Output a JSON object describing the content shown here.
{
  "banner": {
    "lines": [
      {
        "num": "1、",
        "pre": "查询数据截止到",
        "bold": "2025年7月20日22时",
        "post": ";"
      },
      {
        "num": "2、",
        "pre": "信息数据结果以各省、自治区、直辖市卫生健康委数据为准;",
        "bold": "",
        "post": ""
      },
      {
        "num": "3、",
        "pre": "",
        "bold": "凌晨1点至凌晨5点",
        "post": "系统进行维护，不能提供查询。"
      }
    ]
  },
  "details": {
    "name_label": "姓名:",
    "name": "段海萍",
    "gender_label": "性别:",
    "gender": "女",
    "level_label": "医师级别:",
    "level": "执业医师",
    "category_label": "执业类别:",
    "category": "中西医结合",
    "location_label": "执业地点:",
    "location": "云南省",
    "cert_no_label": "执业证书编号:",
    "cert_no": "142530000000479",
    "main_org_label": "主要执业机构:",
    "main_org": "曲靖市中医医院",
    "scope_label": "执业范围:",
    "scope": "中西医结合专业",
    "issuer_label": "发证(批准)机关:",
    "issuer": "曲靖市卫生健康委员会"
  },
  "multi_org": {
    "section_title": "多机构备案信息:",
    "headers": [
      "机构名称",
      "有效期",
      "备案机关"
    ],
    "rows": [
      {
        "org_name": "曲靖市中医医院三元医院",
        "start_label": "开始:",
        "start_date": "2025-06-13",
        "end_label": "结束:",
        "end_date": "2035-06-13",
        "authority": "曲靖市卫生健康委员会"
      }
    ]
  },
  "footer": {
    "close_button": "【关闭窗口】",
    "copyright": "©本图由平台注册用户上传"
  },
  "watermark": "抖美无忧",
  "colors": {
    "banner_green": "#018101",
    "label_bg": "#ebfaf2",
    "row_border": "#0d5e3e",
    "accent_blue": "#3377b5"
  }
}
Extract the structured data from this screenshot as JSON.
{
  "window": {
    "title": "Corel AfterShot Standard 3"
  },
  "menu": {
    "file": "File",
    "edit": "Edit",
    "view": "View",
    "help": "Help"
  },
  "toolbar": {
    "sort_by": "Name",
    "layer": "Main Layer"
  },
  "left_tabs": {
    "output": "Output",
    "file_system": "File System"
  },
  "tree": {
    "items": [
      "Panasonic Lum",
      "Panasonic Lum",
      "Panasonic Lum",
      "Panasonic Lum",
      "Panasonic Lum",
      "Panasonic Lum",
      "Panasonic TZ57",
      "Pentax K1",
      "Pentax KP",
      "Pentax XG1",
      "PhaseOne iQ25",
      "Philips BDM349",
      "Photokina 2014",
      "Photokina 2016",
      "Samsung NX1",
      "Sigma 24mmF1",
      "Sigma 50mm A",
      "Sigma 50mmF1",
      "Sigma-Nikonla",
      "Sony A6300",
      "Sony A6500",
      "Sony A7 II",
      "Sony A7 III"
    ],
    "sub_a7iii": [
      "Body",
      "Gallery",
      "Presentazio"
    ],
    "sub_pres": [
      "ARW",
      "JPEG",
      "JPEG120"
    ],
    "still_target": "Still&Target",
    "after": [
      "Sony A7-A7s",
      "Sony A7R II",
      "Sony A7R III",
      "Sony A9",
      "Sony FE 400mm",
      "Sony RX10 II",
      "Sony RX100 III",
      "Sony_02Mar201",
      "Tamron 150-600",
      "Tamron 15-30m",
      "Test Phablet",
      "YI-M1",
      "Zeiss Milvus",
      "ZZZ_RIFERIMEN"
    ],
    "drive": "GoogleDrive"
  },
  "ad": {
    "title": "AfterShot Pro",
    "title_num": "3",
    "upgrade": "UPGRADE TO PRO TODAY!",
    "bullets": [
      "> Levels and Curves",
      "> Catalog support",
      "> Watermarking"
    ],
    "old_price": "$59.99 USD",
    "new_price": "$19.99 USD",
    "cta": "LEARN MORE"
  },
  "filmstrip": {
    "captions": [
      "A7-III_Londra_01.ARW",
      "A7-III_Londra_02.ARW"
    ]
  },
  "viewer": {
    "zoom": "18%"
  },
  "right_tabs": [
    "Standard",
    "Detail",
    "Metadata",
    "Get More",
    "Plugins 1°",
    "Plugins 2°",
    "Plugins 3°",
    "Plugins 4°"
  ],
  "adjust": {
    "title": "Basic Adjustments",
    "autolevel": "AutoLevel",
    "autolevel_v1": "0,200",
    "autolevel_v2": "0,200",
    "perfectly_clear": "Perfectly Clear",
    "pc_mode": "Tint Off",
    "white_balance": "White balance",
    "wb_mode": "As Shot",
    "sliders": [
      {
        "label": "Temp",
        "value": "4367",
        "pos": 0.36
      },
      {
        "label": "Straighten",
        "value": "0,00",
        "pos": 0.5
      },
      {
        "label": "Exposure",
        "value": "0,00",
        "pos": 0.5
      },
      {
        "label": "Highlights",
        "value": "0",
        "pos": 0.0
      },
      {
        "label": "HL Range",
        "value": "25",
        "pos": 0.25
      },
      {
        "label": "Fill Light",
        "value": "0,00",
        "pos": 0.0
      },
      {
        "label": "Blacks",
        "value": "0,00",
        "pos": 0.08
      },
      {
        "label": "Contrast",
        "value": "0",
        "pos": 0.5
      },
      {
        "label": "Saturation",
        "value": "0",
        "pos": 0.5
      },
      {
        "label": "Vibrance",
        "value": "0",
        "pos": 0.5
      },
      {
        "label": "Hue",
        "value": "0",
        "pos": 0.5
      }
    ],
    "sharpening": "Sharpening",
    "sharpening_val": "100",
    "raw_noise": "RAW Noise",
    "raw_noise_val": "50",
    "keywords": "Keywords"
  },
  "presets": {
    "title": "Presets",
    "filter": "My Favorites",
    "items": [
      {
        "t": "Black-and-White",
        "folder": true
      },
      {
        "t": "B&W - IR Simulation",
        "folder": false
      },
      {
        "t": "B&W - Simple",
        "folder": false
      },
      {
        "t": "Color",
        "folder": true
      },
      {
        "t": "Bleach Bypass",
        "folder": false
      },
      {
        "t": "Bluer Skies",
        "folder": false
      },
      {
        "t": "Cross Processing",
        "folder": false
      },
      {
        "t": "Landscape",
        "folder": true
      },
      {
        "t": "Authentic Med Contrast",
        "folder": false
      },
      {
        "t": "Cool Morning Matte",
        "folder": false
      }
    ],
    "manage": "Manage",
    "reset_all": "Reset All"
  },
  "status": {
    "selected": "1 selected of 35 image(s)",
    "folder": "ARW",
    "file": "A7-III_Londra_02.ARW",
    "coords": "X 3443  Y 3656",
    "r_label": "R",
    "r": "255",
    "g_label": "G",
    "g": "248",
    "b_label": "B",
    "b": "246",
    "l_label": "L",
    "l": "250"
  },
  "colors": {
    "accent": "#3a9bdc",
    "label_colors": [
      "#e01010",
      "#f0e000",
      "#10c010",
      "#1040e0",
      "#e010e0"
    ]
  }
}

────

#### [Goal]
Exactly reproduce all of the entries above.

#### [Correct output]
Output a JSON object describing the content shown here.
{
  "banner": {
    "lines": [
      {
        "num": "1、",
        "pre": "查询数据截止到",
        "bold": "2025年7月20日22时",
        "post": ";"
      },
      {
        "num": "2、",
        "pre": "信息数据结果以各省、自治区、直辖市卫生健康委数据为准;",
        "bold": "",
        "post": ""
      },
      {
        "num": "3、",
        "pre": "",
        "bold": "凌晨1点至凌晨5点",
        "post": "系统进行维护，不能提供查询。"
      }
    ]
  },
  "details": {
    "name_label": "姓名:",
    "name": "段海萍",
    "gender_label": "性别:",
    "gender": "女",
    "level_label": "医师级别:",
    "level": "执业医师",
    "category_label": "执业类别:",
    "category": "中西医结合",
    "location_label": "执业地点:",
    "location": "云南省",
    "cert_no_label": "执业证书编号:",
    "cert_no": "142530000000479",
    "main_org_label": "主要执业机构:",
    "main_org": "曲靖市中医医院",
    "scope_label": "执业范围:",
    "scope": "中西医结合专业",
    "issuer_label": "发证(批准)机关:",
    "issuer": "曲靖市卫生健康委员会"
  },
  "multi_org": {
    "section_title": "多机构备案信息:",
    "headers": [
      "机构名称",
      "有效期",
      "备案机关"
    ],
    "rows": [
      {
        "org_name": "曲靖市中医医院三元医院",
        "start_label": "开始:",
        "start_date": "2025-06-13",
        "end_label": "结束:",
        "end_date": "2035-06-13",
        "authority": "曲靖市卫生健康委员会"
      }
    ]
  },
  "footer": {
    "close_button": "【关闭窗口】",
    "copyright": "©本图由平台注册用户上传"
  },
  "watermark": "抖美无忧",
  "colors": {
    "banner_green": "#018101",
    "label_bg": "#ebfaf2",
    "row_border": "#0d5e3e",
    "accent_blue": "#3377b5"
  }
}
Extract the structured data from this screenshot as JSON.
{
  "window": {
    "title": "Corel AfterShot Standard 3"
  },
  "menu": {
    "file": "File",
    "edit": "Edit",
    "view": "View",
    "help": "Help"
  },
  "toolbar": {
    "sort_by": "Name",
    "layer": "Main Layer"
  },
  "left_tabs": {
    "output": "Output",
    "file_system": "File System"
  },
  "tree": {
    "items": [
      "Panasonic Lum",
      "Panasonic Lum",
      "Panasonic Lum",
      "Panasonic Lum",
      "Panasonic Lum",
      "Panasonic Lum",
      "Panasonic TZ57",
      "Pentax K1",
      "Pentax KP",
      "Pentax XG1",
      "PhaseOne iQ25",
      "Philips BDM349",
      "Photokina 2014",
      "Photokina 2016",
      "Samsung NX1",
      "Sigma 24mmF1",
      "Sigma 50mm A",
      "Sigma 50mmF1",
      "Sigma-Nikonla",
      "Sony A6300",
      "Sony A6500",
      "Sony A7 II",
      "Sony A7 III"
    ],
    "sub_a7iii": [
      "Body",
      "Gallery",
      "Presentazio"
    ],
    "sub_pres": [
      "ARW",
      "JPEG",
      "JPEG120"
    ],
    "still_target": "Still&Target",
    "after": [
      "Sony A7-A7s",
      "Sony A7R II",
      "Sony A7R III",
      "Sony A9",
      "Sony FE 400mm",
      "Sony RX10 II",
      "Sony RX100 III",
      "Sony_02Mar201",
      "Tamron 150-600",
      "Tamron 15-30m",
      "Test Phablet",
      "YI-M1",
      "Zeiss Milvus",
      "ZZZ_RIFERIMEN"
    ],
    "drive": "GoogleDrive"
  },
  "ad": {
    "title": "AfterShot Pro",
    "title_num": "3",
    "upgrade": "UPGRADE TO PRO TODAY!",
    "bullets": [
      "> Levels and Curves",
      "> Catalog support",
      "> Watermarking"
    ],
    "old_price": "$59.99 USD",
    "new_price": "$19.99 USD",
    "cta": "LEARN MORE"
  },
  "filmstrip": {
    "captions": [
      "A7-III_Londra_01.ARW",
      "A7-III_Londra_02.ARW"
    ]
  },
  "viewer": {
    "zoom": "18%"
  },
  "right_tabs": [
    "Standard",
    "Detail",
    "Metadata",
    "Get More",
    "Plugins 1°",
    "Plugins 2°",
    "Plugins 3°",
    "Plugins 4°"
  ],
  "adjust": {
    "title": "Basic Adjustments",
    "autolevel": "AutoLevel",
    "autolevel_v1": "0,200",
    "autolevel_v2": "0,200",
    "perfectly_clear": "Perfectly Clear",
    "pc_mode": "Tint Off",
    "white_balance": "White balance",
    "wb_mode": "As Shot",
    "sliders": [
      {
        "label": "Temp",
        "value": "4367",
        "pos": 0.36
      },
      {
        "label": "Straighten",
        "value": "0,00",
        "pos": 0.5
      },
      {
        "label": "Exposure",
        "value": "0,00",
        "pos": 0.5
      },
      {
        "label": "Highlights",
        "value": "0",
        "pos": 0.0
      },
      {
        "label": "HL Range",
        "value": "25",
        "pos": 0.25
      },
      {
        "label": "Fill Light",
        "value": "0,00",
        "pos": 0.0
      },
      {
        "label": "Blacks",
        "value": "0,00",
        "pos": 0.08
      },
      {
        "label": "Contrast",
        "value": "0",
        "pos": 0.5
      },
      {
        "label": "Saturation",
        "value": "0",
        "pos": 0.5
      },
      {
        "label": "Vibrance",
        "value": "0",
        "pos": 0.5
      },
      {
        "label": "Hue",
        "value": "0",
        "pos": 0.5
      }
    ],
    "sharpening": "Sharpening",
    "sharpening_val": "100",
    "raw_noise": "RAW Noise",
    "raw_noise_val": "50",
    "keywords": "Keywords"
  },
  "presets": {
    "title": "Presets",
    "filter": "My Favorites",
    "items": [
      {
        "t": "Black-and-White",
        "folder": true
      },
      {
        "t": "B&W - IR Simulation",
        "folder": false
      },
      {
        "t": "B&W - Simple",
        "folder": false
      },
      {
        "t": "Color",
        "folder": true
      },
      {
        "t": "Bleach Bypass",
        "folder": false
      },
      {
        "t": "Bluer Skies",
        "folder": false
      },
      {
        "t": "Cross Processing",
        "folder": false
      },
      {
        "t": "Landscape",
        "folder": true
      },
      {
        "t": "Authentic Med Contrast",
        "folder": false
      },
      {
        "t": "Cool Morning Matte",
        "folder": false
      }
    ],
    "manage": "Manage",
    "reset_all": "Reset All"
  },
  "status": {
    "selected": "1 selected of 35 image(s)",
    "folder": "ARW",
    "file": "A7-III_Londra_02.ARW",
    "coords": "X 3443  Y 3656",
    "r_label": "R",
    "r": "255",
    "g_label": "G",
    "g": "248",
    "b_label": "B",
    "b": "246",
    "l_label": "L",
    "l": "250"
  },
  "colors": {
    "accent": "#3a9bdc",
    "label_colors": [
      "#e01010",
      "#f0e000",
      "#10c010",
      "#1040e0",
      "#e010e0"
    ]
  }
}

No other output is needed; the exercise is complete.